▶ [Entries provided]

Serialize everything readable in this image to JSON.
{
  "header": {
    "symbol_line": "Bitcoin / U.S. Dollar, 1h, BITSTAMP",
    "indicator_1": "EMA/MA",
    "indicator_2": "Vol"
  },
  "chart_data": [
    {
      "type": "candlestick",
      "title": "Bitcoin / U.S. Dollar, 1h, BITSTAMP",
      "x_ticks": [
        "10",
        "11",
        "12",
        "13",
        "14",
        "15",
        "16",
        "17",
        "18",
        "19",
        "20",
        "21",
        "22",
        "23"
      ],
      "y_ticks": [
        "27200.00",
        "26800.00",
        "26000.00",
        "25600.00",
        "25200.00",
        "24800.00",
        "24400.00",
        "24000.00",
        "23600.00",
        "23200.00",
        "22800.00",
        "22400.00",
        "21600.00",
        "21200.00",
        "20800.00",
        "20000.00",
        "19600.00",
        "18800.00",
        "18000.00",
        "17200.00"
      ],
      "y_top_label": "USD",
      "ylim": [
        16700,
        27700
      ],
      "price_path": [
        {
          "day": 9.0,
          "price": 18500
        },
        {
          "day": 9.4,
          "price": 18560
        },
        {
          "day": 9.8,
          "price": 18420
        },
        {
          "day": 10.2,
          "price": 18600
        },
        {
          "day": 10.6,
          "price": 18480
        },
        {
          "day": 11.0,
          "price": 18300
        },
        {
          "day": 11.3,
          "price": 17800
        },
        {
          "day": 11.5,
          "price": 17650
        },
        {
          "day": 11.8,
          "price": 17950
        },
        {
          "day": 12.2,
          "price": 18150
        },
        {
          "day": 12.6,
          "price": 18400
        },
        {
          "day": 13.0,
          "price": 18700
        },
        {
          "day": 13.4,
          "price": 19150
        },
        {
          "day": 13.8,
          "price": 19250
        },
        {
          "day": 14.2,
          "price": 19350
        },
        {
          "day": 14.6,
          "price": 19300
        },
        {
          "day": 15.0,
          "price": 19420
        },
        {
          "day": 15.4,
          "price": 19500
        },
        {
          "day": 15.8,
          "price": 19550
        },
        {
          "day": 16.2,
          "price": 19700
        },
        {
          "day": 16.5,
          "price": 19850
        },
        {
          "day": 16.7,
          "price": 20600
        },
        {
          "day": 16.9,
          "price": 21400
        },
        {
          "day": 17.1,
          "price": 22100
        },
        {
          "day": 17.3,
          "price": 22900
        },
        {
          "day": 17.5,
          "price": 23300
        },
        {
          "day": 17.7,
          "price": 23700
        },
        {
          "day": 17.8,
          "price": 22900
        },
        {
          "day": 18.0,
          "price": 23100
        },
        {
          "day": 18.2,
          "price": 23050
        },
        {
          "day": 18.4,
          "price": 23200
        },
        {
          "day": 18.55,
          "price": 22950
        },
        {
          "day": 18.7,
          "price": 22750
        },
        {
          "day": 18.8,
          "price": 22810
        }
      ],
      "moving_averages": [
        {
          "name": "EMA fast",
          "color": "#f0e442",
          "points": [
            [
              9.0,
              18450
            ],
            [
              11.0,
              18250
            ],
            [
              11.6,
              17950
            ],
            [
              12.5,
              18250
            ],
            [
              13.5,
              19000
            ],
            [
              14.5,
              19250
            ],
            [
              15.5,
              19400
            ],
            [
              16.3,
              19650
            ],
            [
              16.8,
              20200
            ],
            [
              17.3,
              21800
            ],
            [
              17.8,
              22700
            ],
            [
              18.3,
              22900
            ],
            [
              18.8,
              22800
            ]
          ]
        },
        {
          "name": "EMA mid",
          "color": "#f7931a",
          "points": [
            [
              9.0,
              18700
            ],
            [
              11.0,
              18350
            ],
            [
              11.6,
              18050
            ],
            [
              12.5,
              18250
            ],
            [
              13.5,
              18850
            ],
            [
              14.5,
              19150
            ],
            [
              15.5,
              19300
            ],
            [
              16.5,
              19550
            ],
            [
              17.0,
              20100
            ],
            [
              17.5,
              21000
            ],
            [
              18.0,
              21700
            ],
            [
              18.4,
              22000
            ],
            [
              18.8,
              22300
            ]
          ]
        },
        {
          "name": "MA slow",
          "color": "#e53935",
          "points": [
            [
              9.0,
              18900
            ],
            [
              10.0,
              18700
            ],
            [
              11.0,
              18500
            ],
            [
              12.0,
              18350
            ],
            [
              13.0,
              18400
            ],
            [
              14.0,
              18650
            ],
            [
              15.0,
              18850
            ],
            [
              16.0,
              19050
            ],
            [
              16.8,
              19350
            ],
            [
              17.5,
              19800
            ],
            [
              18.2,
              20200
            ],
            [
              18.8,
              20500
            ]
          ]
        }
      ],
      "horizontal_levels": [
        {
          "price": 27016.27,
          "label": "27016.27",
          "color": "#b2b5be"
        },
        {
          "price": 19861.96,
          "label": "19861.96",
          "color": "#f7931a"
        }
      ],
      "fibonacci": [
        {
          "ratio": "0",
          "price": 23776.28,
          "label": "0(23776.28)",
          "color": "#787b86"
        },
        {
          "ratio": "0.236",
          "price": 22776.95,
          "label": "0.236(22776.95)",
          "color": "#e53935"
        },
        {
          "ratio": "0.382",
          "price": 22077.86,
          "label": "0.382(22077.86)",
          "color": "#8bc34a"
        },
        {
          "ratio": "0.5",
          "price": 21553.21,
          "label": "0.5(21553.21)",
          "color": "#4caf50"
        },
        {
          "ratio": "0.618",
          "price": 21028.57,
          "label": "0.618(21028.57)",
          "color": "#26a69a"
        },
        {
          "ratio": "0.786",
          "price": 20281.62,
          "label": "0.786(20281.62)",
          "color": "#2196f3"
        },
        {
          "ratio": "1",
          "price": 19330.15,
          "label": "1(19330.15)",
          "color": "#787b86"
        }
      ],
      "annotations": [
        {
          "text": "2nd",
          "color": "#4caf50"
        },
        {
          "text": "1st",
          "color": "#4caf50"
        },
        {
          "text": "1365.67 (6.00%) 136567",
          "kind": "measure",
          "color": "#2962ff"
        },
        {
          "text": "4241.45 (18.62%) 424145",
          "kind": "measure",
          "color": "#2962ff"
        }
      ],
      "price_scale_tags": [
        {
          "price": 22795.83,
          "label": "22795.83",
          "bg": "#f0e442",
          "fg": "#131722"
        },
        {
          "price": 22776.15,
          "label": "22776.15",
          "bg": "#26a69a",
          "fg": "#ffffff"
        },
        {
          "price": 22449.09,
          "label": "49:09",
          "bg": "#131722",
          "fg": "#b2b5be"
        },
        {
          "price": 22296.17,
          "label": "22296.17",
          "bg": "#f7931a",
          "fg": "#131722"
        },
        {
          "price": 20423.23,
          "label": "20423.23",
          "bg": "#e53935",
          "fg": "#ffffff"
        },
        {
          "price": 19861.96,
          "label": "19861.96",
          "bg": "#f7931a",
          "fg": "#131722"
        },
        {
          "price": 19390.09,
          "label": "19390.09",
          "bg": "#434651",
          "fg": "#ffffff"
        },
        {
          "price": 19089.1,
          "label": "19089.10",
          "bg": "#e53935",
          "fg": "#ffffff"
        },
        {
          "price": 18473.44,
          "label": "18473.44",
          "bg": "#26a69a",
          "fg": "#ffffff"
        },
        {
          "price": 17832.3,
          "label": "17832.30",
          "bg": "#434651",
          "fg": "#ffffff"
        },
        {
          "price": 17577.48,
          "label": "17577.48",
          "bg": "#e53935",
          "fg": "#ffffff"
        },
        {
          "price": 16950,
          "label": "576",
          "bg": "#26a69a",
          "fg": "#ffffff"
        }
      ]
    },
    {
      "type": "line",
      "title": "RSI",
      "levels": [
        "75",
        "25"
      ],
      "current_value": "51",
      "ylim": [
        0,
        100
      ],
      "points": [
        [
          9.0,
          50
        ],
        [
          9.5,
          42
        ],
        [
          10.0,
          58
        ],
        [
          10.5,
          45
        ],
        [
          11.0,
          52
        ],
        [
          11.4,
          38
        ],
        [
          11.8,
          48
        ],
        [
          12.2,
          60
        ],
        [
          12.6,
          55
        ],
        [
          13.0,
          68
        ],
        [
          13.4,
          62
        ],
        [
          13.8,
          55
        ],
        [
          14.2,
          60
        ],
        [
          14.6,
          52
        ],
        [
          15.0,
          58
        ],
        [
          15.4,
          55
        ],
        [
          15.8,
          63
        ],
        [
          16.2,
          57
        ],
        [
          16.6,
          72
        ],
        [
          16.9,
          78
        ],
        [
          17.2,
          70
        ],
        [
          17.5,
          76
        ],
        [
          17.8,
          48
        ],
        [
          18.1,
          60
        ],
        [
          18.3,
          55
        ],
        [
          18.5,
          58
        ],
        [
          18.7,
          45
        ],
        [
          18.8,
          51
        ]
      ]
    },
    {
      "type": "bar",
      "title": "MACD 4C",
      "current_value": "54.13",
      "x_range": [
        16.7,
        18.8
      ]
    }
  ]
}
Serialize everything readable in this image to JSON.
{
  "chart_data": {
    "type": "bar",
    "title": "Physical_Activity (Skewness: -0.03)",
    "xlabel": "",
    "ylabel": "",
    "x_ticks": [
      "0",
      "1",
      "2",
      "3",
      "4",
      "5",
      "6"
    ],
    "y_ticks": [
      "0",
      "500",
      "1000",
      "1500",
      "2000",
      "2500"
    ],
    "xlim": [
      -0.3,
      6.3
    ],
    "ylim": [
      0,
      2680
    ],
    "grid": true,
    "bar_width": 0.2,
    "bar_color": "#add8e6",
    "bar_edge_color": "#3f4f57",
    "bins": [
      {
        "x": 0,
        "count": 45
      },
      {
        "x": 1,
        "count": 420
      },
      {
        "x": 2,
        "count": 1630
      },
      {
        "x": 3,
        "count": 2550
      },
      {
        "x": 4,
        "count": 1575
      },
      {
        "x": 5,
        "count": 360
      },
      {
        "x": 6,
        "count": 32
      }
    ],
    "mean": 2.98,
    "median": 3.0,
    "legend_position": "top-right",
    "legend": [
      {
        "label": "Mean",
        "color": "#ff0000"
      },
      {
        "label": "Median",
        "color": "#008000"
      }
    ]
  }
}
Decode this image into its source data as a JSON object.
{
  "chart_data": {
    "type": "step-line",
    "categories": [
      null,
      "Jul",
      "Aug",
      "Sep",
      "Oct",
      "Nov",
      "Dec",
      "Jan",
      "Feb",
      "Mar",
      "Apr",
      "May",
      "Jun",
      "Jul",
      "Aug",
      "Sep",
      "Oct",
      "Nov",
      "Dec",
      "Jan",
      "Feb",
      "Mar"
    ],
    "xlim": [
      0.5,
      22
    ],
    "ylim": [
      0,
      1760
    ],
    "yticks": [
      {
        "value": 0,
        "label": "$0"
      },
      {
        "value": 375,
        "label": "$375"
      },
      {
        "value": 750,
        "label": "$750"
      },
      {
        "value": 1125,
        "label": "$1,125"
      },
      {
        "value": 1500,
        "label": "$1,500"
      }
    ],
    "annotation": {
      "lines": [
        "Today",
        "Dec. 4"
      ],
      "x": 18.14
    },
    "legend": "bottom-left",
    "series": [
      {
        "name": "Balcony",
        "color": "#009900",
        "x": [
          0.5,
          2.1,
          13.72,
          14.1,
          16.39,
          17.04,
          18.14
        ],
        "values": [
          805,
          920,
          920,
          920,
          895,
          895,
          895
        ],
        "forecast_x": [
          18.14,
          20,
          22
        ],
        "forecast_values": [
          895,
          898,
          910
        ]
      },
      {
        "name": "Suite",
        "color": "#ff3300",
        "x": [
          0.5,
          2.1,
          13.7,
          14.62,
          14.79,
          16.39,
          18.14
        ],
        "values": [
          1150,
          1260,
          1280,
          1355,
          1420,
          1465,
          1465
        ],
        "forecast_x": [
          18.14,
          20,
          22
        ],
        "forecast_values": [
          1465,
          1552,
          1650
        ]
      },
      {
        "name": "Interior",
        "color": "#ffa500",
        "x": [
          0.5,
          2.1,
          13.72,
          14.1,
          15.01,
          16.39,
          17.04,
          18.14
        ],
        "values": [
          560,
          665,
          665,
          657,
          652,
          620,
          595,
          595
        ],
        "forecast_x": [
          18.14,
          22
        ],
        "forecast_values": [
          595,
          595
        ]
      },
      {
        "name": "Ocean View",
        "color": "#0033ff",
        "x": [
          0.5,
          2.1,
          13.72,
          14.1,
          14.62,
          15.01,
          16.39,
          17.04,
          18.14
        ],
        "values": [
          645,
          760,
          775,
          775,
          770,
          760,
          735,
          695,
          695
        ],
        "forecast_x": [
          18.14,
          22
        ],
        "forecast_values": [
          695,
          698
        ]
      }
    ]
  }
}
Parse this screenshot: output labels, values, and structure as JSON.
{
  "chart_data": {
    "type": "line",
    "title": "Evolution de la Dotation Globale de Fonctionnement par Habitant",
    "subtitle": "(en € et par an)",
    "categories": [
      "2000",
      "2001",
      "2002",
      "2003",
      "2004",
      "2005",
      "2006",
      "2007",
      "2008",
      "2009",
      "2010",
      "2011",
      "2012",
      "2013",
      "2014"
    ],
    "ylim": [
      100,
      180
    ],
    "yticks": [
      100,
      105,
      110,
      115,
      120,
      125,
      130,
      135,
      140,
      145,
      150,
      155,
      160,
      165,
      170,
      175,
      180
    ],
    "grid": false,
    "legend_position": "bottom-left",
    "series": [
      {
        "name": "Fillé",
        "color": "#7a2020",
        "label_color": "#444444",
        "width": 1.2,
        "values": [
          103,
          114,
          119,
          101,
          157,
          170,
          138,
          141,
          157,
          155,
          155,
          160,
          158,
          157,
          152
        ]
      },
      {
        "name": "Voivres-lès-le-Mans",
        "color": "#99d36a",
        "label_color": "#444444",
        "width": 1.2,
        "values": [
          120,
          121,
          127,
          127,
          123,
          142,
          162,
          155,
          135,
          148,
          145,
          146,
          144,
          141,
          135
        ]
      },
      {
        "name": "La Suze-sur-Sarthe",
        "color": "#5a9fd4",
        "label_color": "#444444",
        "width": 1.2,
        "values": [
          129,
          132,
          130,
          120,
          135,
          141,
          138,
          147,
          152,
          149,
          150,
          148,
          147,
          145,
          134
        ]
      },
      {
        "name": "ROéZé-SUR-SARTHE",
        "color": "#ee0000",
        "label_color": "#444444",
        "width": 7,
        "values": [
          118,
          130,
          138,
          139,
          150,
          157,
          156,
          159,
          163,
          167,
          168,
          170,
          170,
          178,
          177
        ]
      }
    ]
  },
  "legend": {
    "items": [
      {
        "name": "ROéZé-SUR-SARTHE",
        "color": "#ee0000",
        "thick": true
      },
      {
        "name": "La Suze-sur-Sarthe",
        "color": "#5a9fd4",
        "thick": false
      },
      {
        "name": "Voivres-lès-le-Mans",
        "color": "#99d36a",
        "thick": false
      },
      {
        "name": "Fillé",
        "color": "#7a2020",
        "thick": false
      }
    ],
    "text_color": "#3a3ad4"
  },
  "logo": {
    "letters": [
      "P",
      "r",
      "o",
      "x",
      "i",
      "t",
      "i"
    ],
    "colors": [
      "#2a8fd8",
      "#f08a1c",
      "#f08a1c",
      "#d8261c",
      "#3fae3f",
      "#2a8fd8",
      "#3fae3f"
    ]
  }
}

▶ [What the task asks]
Using the records above, pull out each line where the word "BITSTAMP" occurs.

▶ [Exercise response]
    "symbol_line": "Bitcoin / U.S. Dollar, 1h, BITSTAMP",
      "title": "Bitcoin / U.S. Dollar, 1h, BITSTAMP",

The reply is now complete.